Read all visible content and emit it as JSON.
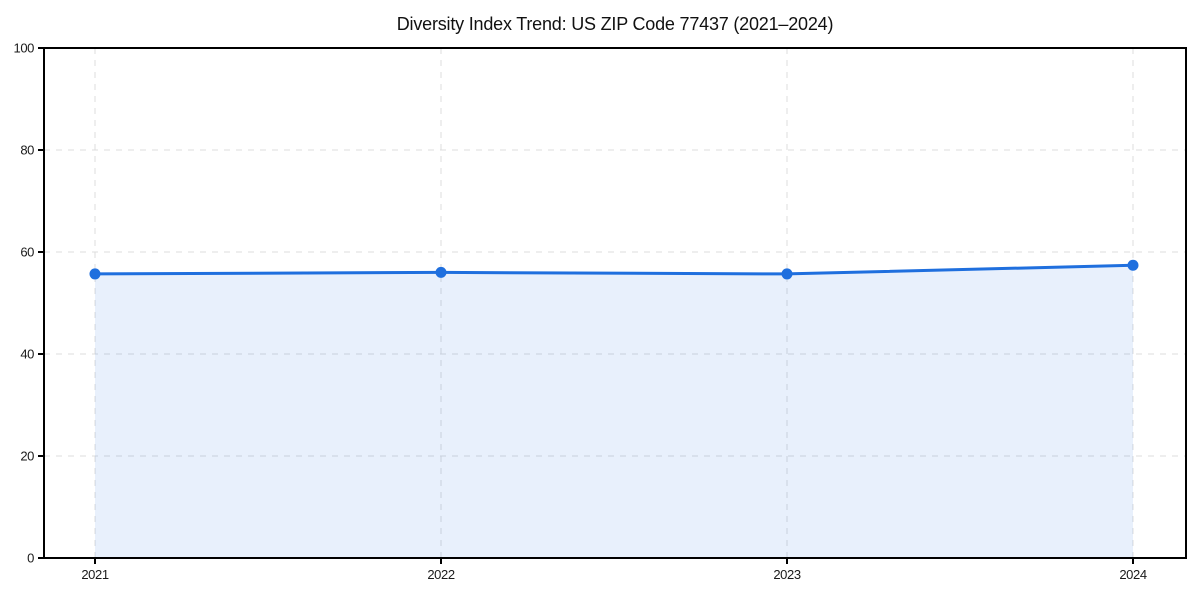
{
  "page": {
    "background": "#ffffff"
  },
  "chart_data": {
    "type": "line",
    "title": "Diversity Index Trend: US ZIP Code 77437 (2021–2024)",
    "x": [
      2021,
      2022,
      2023,
      2024
    ],
    "values": [
      55.7,
      56.0,
      55.7,
      57.4
    ],
    "xlabel": "",
    "ylabel": "",
    "ylim": [
      0,
      100
    ],
    "yticks": [
      0,
      20,
      40,
      60,
      80,
      100
    ],
    "xticks": [
      "2021",
      "2022",
      "2023",
      "2024"
    ],
    "grid": "dashed",
    "grid_axes": "both",
    "legend_position": "none",
    "area_fill": true,
    "marker": "circle",
    "colors": {
      "line": "#1f6fde",
      "fill": "#1f6fde",
      "grid": "#dcdcdc",
      "axis": "#000000",
      "text": "#1a1a1a"
    },
    "fill_opacity": 0.1
  }
}
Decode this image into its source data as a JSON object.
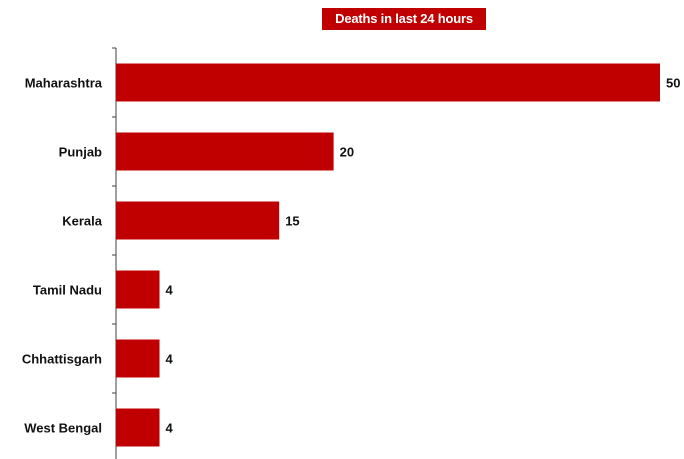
{
  "chart_data": {
    "type": "bar",
    "orientation": "horizontal",
    "title": "Deaths in last 24 hours",
    "categories": [
      "Maharashtra",
      "Punjab",
      "Kerala",
      "Tamil Nadu",
      "Chhattisgarh",
      "West Bengal"
    ],
    "values": [
      50,
      20,
      15,
      4,
      4,
      4
    ],
    "xlim": [
      0,
      50
    ],
    "grid": false,
    "legend": "none",
    "bar_color": "#c00000",
    "title_bg_color": "#c00000"
  }
}
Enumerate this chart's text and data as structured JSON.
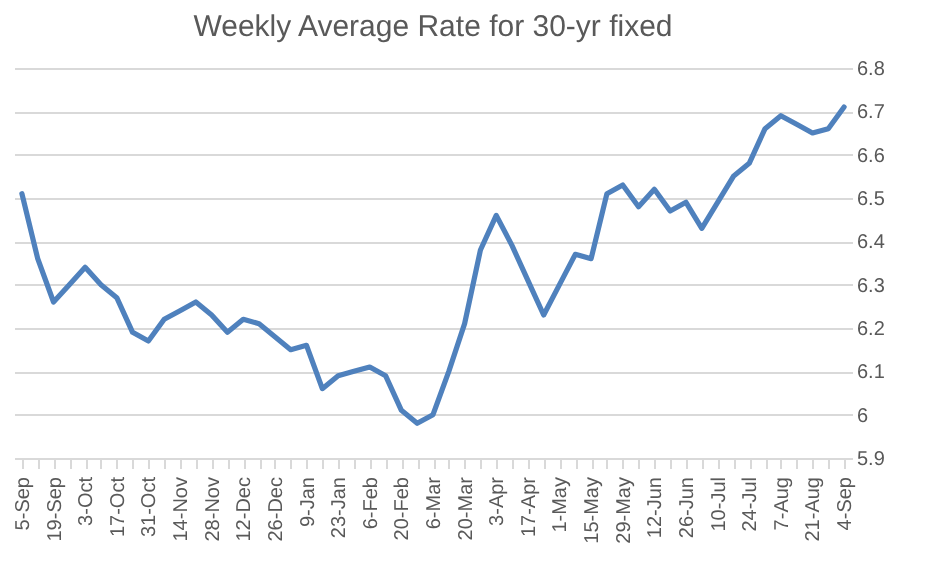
{
  "chart_data": {
    "type": "line",
    "title": "Weekly Average Rate for 30-yr fixed",
    "categories": [
      "5-Sep",
      null,
      "19-Sep",
      null,
      "3-Oct",
      null,
      "17-Oct",
      null,
      "31-Oct",
      null,
      "14-Nov",
      null,
      "28-Nov",
      null,
      "12-Dec",
      null,
      "26-Dec",
      null,
      "9-Jan",
      null,
      "23-Jan",
      null,
      "6-Feb",
      null,
      "20-Feb",
      null,
      "6-Mar",
      null,
      "20-Mar",
      null,
      "3-Apr",
      null,
      "17-Apr",
      null,
      "1-May",
      null,
      "15-May",
      null,
      "29-May",
      null,
      "12-Jun",
      null,
      "26-Jun",
      null,
      "10-Jul",
      null,
      "24-Jul",
      null,
      "7-Aug",
      null,
      "21-Aug",
      null,
      "4-Sep"
    ],
    "series": [
      {
        "color": "#4f81bd",
        "values": [
          6.51,
          6.36,
          6.26,
          6.3,
          6.34,
          6.3,
          6.27,
          6.19,
          6.17,
          6.22,
          6.24,
          6.26,
          6.23,
          6.19,
          6.22,
          6.21,
          6.18,
          6.15,
          6.16,
          6.06,
          6.09,
          6.1,
          6.11,
          6.09,
          6.01,
          5.98,
          6.0,
          6.1,
          6.21,
          6.38,
          6.46,
          6.39,
          6.31,
          6.23,
          6.3,
          6.37,
          6.36,
          6.51,
          6.53,
          6.48,
          6.52,
          6.47,
          6.49,
          6.43,
          6.49,
          6.55,
          6.58,
          6.66,
          6.69,
          6.67,
          6.65,
          6.66,
          6.71
        ]
      }
    ],
    "ylim": [
      5.9,
      6.8
    ],
    "yticks": [
      5.9,
      6,
      6.1,
      6.2,
      6.3,
      6.4,
      6.5,
      6.6,
      6.7,
      6.8
    ],
    "grid": "y",
    "marker": "none",
    "line_style": "solid"
  }
}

◇ ◇ ◇ ◇ ◇

- _TASK DETAILS_: Filter lines by "JSON" and return each hit.

- _ANSWER TO THE PROBLEM_:
Read all visible content and emit it as JSON.
Decode this image into its source data as a JSON object.
Enumerate this chart's text and data as structured JSON.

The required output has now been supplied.